| EXTRACTED MATERIAL |

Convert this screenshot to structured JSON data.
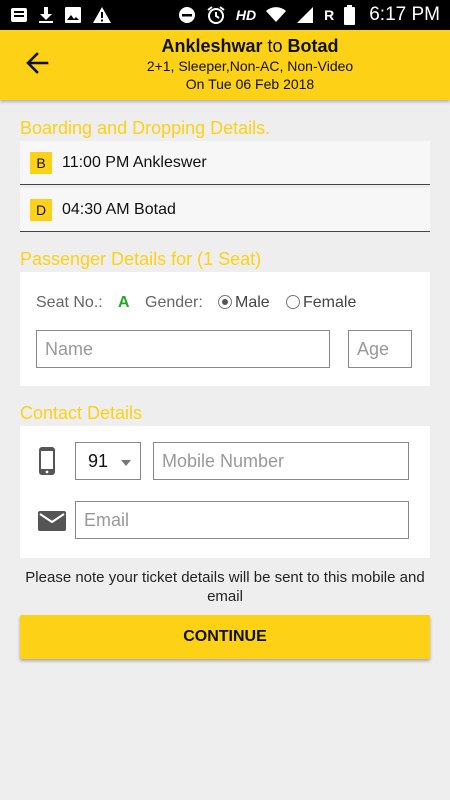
{
  "status_bar": {
    "time": "6:17 PM",
    "hd": "HD",
    "roaming": "R",
    "left_icons": [
      "message-icon",
      "download-icon",
      "image-icon",
      "warning-icon"
    ],
    "right_icons": [
      "dnd-icon",
      "alarm-icon",
      "wifi-icon",
      "signal-icon",
      "battery-icon"
    ]
  },
  "header": {
    "from": "Ankleshwar",
    "to_word": "to",
    "to": "Botad",
    "bus_info": "2+1, Sleeper,Non-AC, Non-Video",
    "date": "On Tue 06 Feb 2018"
  },
  "boarding": {
    "title": "Boarding and Dropping Details.",
    "boarding_tag": "B",
    "boarding_text": "11:00 PM Ankleswer",
    "dropping_tag": "D",
    "dropping_text": "04:30 AM Botad"
  },
  "passenger": {
    "title": "Passenger Details for (1 Seat)",
    "seat_label": "Seat No.:",
    "seat_value": "A",
    "gender_label": "Gender:",
    "male": "Male",
    "female": "Female",
    "selected_gender": "Male",
    "name_placeholder": "Name",
    "age_placeholder": "Age"
  },
  "contact": {
    "title": "Contact Details",
    "country_code": "91",
    "mobile_placeholder": "Mobile Number",
    "email_placeholder": "Email"
  },
  "note": "Please note your ticket details will be sent to this mobile and email",
  "continue_label": "CONTINUE",
  "colors": {
    "accent": "#fcd116",
    "seat": "#2aa52a",
    "background": "#eeeeee"
  }
}
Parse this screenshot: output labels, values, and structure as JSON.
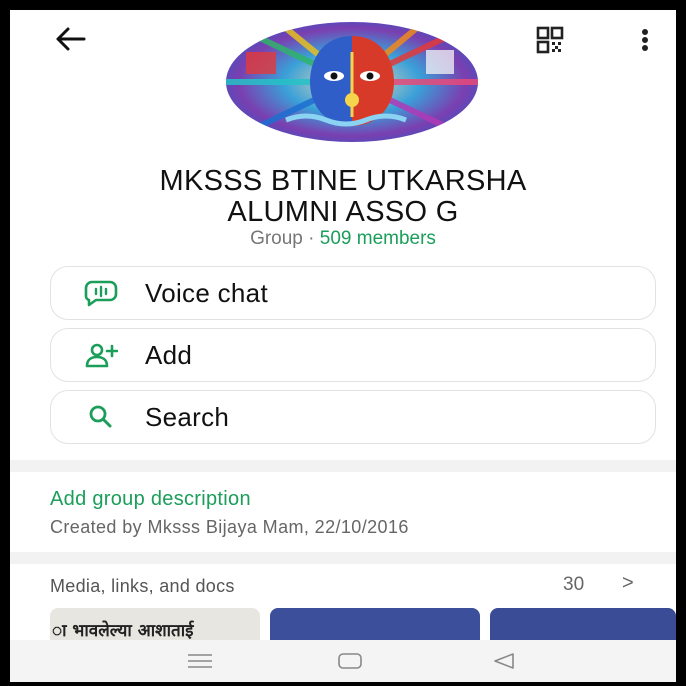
{
  "group": {
    "name_line1": "MKSSS BTINE UTKARSHA",
    "name_line2": "ALUMNI ASSO G",
    "type": "Group",
    "separator": "·",
    "members": "509 members"
  },
  "actions": {
    "voice_chat": "Voice chat",
    "add": "Add",
    "search": "Search"
  },
  "description": {
    "add_link": "Add group description",
    "created": "Created by Mksss Bijaya Mam, 22/10/2016"
  },
  "media": {
    "title": "Media, links, and docs",
    "count": "30",
    "chevron": ">",
    "thumb1_text": "ा भावलेल्या आशाताई"
  },
  "icons": {
    "back": "arrow-left-icon",
    "qr": "qr-code-icon",
    "more": "more-vertical-icon",
    "voice_chat": "voice-chat-icon",
    "add": "add-person-icon",
    "search": "search-icon",
    "nav_menu": "menu-icon",
    "nav_home": "home-icon",
    "nav_back": "triangle-back-icon"
  },
  "colors": {
    "accent": "#1a9e5a",
    "text": "#111111",
    "muted": "#777777"
  }
}
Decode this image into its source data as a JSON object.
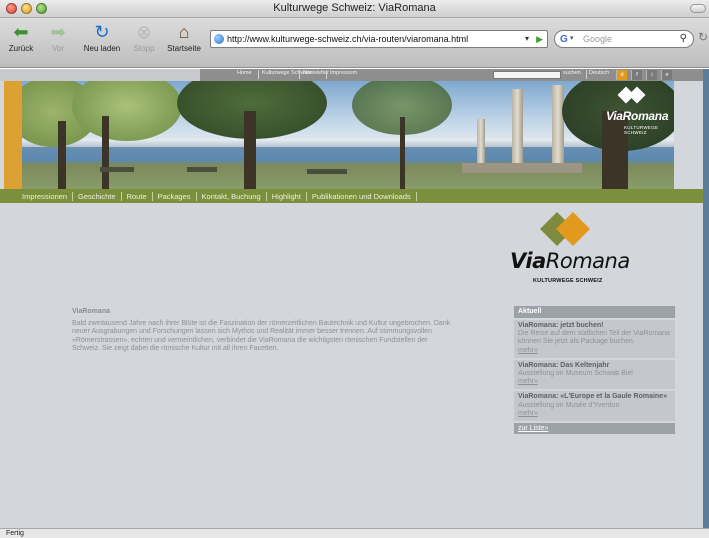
{
  "window": {
    "title": "Kulturwege Schweiz: ViaRomana"
  },
  "toolbar": {
    "back_label": "Zurück",
    "forward_label": "Vor",
    "reload_label": "Neu laden",
    "stop_label": "Stopp",
    "home_label": "Startseite",
    "url": "http://www.kulturwege-schweiz.ch/via-routen/viaromana.html",
    "search_placeholder": "Google"
  },
  "topnav": {
    "items": [
      "Home",
      "Kulturwege Schweiz",
      "Newsletter",
      "Impressum"
    ],
    "search_button": "suchen",
    "language_label": "Deutsch",
    "languages": [
      "d",
      "f",
      "i",
      "e"
    ],
    "active_language": "d"
  },
  "banner": {
    "logo_word": "ViaRomana",
    "logo_sub": "KULTURWEGE SCHWEIZ"
  },
  "mainnav": {
    "items": [
      "Impressionen",
      "Geschichte",
      "Route",
      "Packages",
      "Kontakt, Buchung",
      "Highlight",
      "Publikationen und Downloads"
    ]
  },
  "logo": {
    "via": "Via",
    "romana": "Romana",
    "subtitle": "KULTURWEGE SCHWEIZ"
  },
  "content": {
    "title": "ViaRomana",
    "body": "Bald zweitausend Jahre nach ihrer Blüte ist die Faszination der römerzeitlichen Bautechnik und Kultur ungebrochen. Dank neuer Ausgrabungen und Forschungen lassen sich Mythos und Realität immer besser trennen. Auf stimmungsvollen «Römerstrassen», echten und vermeintlichen, verbindet die ViaRomana die wichtigsten römischen Fundstellen der Schweiz. Sie zeigt dabei die römische Kultur mit all ihren Facetten."
  },
  "aktuell": {
    "heading": "Aktuell",
    "news": [
      {
        "title": "ViaRomana: jetzt buchen!",
        "body": "Die Reise auf dem südlichen Teil der ViaRomana können Sie jetzt als Package buchen.",
        "more": "mehr»"
      },
      {
        "title": "ViaRomana: Das Keltenjahr",
        "body": "Ausstellung im Museum Schwab Biel",
        "more": "mehr»"
      },
      {
        "title": "ViaRomana: «L'Europe et la Gaule Romaine»",
        "body": "Ausstellung im Musée d'Yverdon",
        "more": "mehr»"
      }
    ],
    "list_link": "zur Liste»"
  },
  "status": {
    "text": "Fertig"
  },
  "colors": {
    "accent_orange": "#e29a1e",
    "nav_green": "#7b8f3d",
    "page_bg": "#d3d6da"
  }
}
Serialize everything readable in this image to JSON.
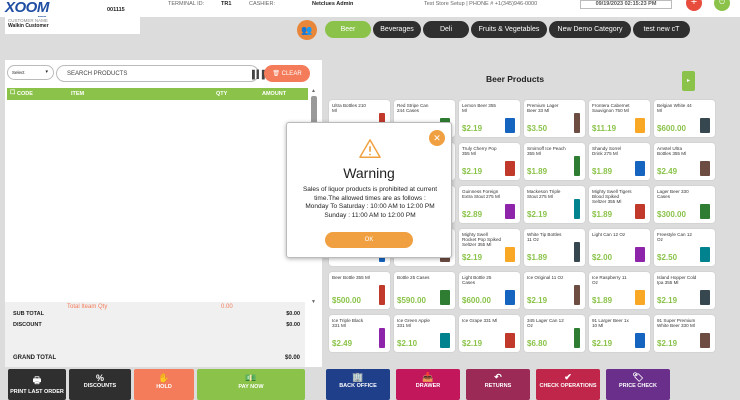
{
  "header": {
    "logo": "XOOM",
    "logo_sub": "POS",
    "register_label": "",
    "register": "001115",
    "terminal_label": "TERMINAL ID:",
    "terminal": "TR1",
    "cashier_label": "CASHIER:",
    "cashier": "Netclues Admin",
    "store": "Test Store Setup | PHONE # +1(345)946-0000",
    "datetime": "09/19/2023 02:15:23 PM"
  },
  "customer": {
    "label": "CUSTOMER NAME",
    "name": "Walkin Customer"
  },
  "categories": [
    {
      "label": "Beer",
      "active": true
    },
    {
      "label": "Beverages",
      "active": false
    },
    {
      "label": "Deli",
      "active": false
    },
    {
      "label": "Fruits & Vegetables",
      "active": false
    },
    {
      "label": "New Demo Category",
      "active": false
    },
    {
      "label": "test new cT",
      "active": false
    }
  ],
  "cart": {
    "select_label": "Select",
    "search_placeholder": "SEARCH PRODUCTS",
    "clear_label": "CLEAR",
    "columns": [
      "CODE",
      "ITEM",
      "QTY",
      "AMOUNT"
    ],
    "total_item_qty_label": "Total Iteam Qty",
    "total_item_qty": "0.00",
    "sub_total_label": "SUB TOTAL",
    "sub_total": "$0.00",
    "discount_label": "DISCOUNT",
    "discount": "$0.00",
    "grand_total_label": "GRAND TOTAL",
    "grand_total": "$0.00"
  },
  "actions": {
    "print_last_order": "PRINT LAST ORDER",
    "discounts": "DISCOUNTS",
    "hold": "HOLD",
    "pay_now": "PAY NOW"
  },
  "products_title": "Beer Products",
  "products": [
    {
      "name": "Ultra Bottles 210 Ml",
      "price": ""
    },
    {
      "name": "Red Stripe Can 244 Cases",
      "price": ""
    },
    {
      "name": "Lemon Beer 355 Ml",
      "price": "$2.19"
    },
    {
      "name": "Premium Lager Beer 33 Ml",
      "price": "$3.50"
    },
    {
      "name": "Frontera Cabernet Sauvignon 750 Ml",
      "price": "$11.19"
    },
    {
      "name": "Belgian White 44 Ml",
      "price": "$600.00"
    },
    {
      "name": "",
      "price": ""
    },
    {
      "name": "",
      "price": ""
    },
    {
      "name": "Truly Cherry Pop 355 Ml",
      "price": "$2.19"
    },
    {
      "name": "Smirnoff Ice Peach 355 Ml",
      "price": "$1.89"
    },
    {
      "name": "Shandy Sorrel Drink 275 Ml",
      "price": "$1.89"
    },
    {
      "name": "Amstel Ultra Bottles 355 Ml",
      "price": "$2.49"
    },
    {
      "name": "",
      "price": ""
    },
    {
      "name": "",
      "price": ""
    },
    {
      "name": "Guinness Foreign Extra Stout 275 Ml",
      "price": "$2.89"
    },
    {
      "name": "Mackeson Triple Stout 275 Ml",
      "price": "$2.19"
    },
    {
      "name": "Mighty Swell Tigers Blood Spiked Seltzer 355 Ml",
      "price": "$1.89"
    },
    {
      "name": "Lager Beer 330 Cases",
      "price": "$300.00"
    },
    {
      "name": "",
      "price": ""
    },
    {
      "name": "",
      "price": ""
    },
    {
      "name": "Mighty Swell Rocket Pop Spiked Seltzer 355 Ml",
      "price": "$2.19"
    },
    {
      "name": "White Tip Bottles 11 Oz",
      "price": "$1.89"
    },
    {
      "name": "Light Can 12 Oz",
      "price": "$2.00"
    },
    {
      "name": "Freestyle Can 12 Oz",
      "price": "$2.50"
    },
    {
      "name": "Beer Bottle 355 Ml",
      "price": "$500.00"
    },
    {
      "name": "Bottle 25 Cases",
      "price": "$590.00"
    },
    {
      "name": "Light Bottle 25 Cases",
      "price": "$600.00"
    },
    {
      "name": "Ice Original 11 Oz",
      "price": "$2.19"
    },
    {
      "name": "Ice Raspberry 11 Oz",
      "price": "$1.89"
    },
    {
      "name": "Island Hopper Cold Ipa 355 Ml",
      "price": "$2.19"
    },
    {
      "name": "Ice Triple Black 331 Ml",
      "price": "$2.49"
    },
    {
      "name": "Ice Green Apple 331 Ml",
      "price": "$2.10"
    },
    {
      "name": "Ice Grape 331 Ml",
      "price": "$2.19"
    },
    {
      "name": "345 Lager Can 12 Oz",
      "price": "$6.80"
    },
    {
      "name": "91 Larger Beer 1x 10 Ml",
      "price": "$2.19"
    },
    {
      "name": "91 Super Premium White Beer 330 Ml",
      "price": "$2.19"
    }
  ],
  "bottom": {
    "back_office": "BACK OFFICE",
    "drawer": "DRAWER",
    "returns": "RETURNS",
    "check_operations": "CHECK OPERATIONS",
    "price_check": "PRICE CHECK"
  },
  "modal": {
    "title": "Warning",
    "line1": "Sales of liquor products is prohibited at current time.The allowed times are as follows :",
    "line2": "Monday To Saturday : 10:00 AM to 12:00 PM",
    "line3": "Sunday : 11:00 AM to 12:00 PM",
    "ok": "OK"
  },
  "colors": {
    "green": "#8bc34a",
    "orange": "#f0a040",
    "coral": "#f47c5b",
    "dark": "#2f2f2f",
    "navy": "#1f4ea3"
  }
}
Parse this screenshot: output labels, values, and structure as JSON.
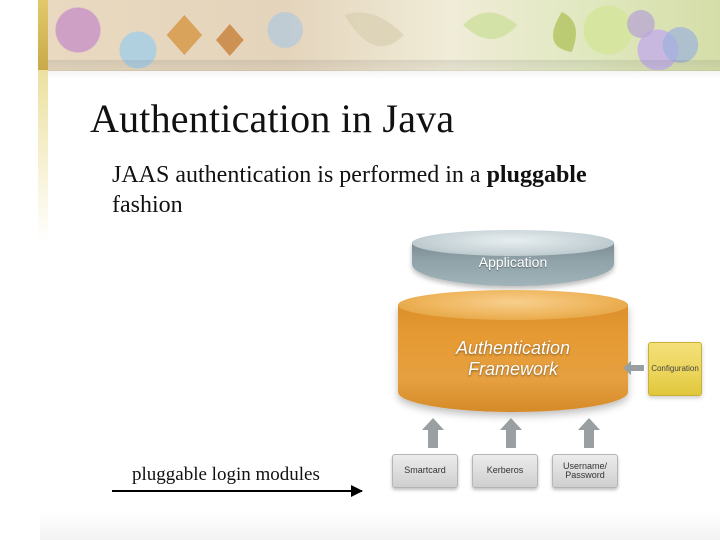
{
  "title": "Authentication in Java",
  "body": {
    "prefix": "JAAS authentication is performed in a ",
    "bold": "pluggable",
    "suffix": " fashion"
  },
  "caption": "pluggable login modules",
  "diagram": {
    "application": "Application",
    "framework_line1": "Authentication",
    "framework_line2": "Framework",
    "configuration": "Configuration",
    "modules": [
      "Smartcard",
      "Kerberos",
      "Username/ Password"
    ]
  }
}
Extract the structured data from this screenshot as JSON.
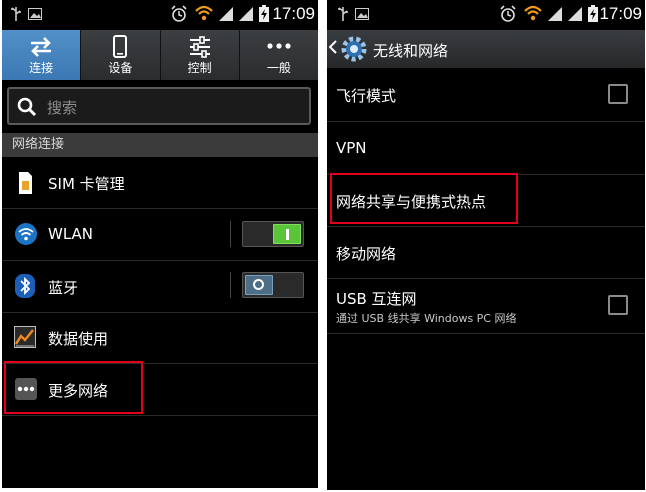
{
  "left": {
    "status": {
      "time": "17:09"
    },
    "tabs": [
      {
        "label": "连接",
        "icon": "swap-arrows-icon",
        "active": true
      },
      {
        "label": "设备",
        "icon": "phone-icon",
        "active": false
      },
      {
        "label": "控制",
        "icon": "sliders-icon",
        "active": false
      },
      {
        "label": "一般",
        "icon": "more-dots-icon",
        "active": false
      }
    ],
    "search": {
      "placeholder": "搜索"
    },
    "section_title": "网络连接",
    "items": [
      {
        "label": "SIM 卡管理",
        "icon": "sim-card-icon"
      },
      {
        "label": "WLAN",
        "icon": "wifi-icon",
        "toggle": "on"
      },
      {
        "label": "蓝牙",
        "icon": "bluetooth-icon",
        "toggle": "off"
      },
      {
        "label": "数据使用",
        "icon": "data-usage-icon"
      },
      {
        "label": "更多网络",
        "icon": "more-networks-icon",
        "highlighted": true
      }
    ]
  },
  "right": {
    "status": {
      "time": "17:09"
    },
    "title": "无线和网络",
    "items": [
      {
        "label": "飞行模式",
        "checkbox": false
      },
      {
        "label": "VPN"
      },
      {
        "label": "网络共享与便携式热点",
        "highlighted": true
      },
      {
        "label": "移动网络"
      },
      {
        "label": "USB 互连网",
        "summary": "通过 USB 线共享 Windows PC 网络",
        "checkbox": false
      }
    ]
  },
  "colors": {
    "accent_tab": "#3c78b3",
    "highlight_box": "#e1001a",
    "toggle_on": "#5cc43a",
    "toggle_off": "#4d6e86"
  }
}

| THE REQUEST |
Find and copy every line in the entries above where the string "White" occurs.

| EXERCISE RESULT |
      "name": "Belgian White 44 Ml",
      "name": "White Tip Bottles 11 Oz",
      "name": "91 Super Premium White Beer 330 Ml",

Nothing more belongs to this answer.